• STATED TASK:
Count up the lines in the following listing that hold the word "预防医学", then give only that count.

• LISTED RECORDS:
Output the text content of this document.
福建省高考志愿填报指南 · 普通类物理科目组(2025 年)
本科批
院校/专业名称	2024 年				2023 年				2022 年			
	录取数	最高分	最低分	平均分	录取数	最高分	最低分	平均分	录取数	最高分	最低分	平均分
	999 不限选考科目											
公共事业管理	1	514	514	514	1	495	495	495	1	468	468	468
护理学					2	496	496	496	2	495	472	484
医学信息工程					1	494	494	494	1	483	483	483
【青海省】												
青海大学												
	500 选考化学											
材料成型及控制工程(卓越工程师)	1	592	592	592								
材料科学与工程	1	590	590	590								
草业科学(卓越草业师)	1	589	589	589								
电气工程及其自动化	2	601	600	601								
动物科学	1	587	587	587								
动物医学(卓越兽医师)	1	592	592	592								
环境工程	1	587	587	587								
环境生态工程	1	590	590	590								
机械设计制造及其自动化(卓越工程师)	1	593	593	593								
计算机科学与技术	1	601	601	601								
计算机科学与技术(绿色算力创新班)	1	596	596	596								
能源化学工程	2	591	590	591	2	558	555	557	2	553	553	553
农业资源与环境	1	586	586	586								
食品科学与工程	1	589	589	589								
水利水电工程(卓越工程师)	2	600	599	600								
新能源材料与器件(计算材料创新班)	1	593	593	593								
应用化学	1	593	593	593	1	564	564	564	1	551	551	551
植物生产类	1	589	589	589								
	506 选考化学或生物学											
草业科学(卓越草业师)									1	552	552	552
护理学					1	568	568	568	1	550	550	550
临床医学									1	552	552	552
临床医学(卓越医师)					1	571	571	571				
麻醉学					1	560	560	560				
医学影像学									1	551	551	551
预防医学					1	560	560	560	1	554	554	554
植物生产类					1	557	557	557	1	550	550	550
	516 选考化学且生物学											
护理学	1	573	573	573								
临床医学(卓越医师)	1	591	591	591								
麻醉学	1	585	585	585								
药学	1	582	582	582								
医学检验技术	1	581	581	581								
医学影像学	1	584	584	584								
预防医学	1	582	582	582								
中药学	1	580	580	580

• WRITTEN REPLY:
2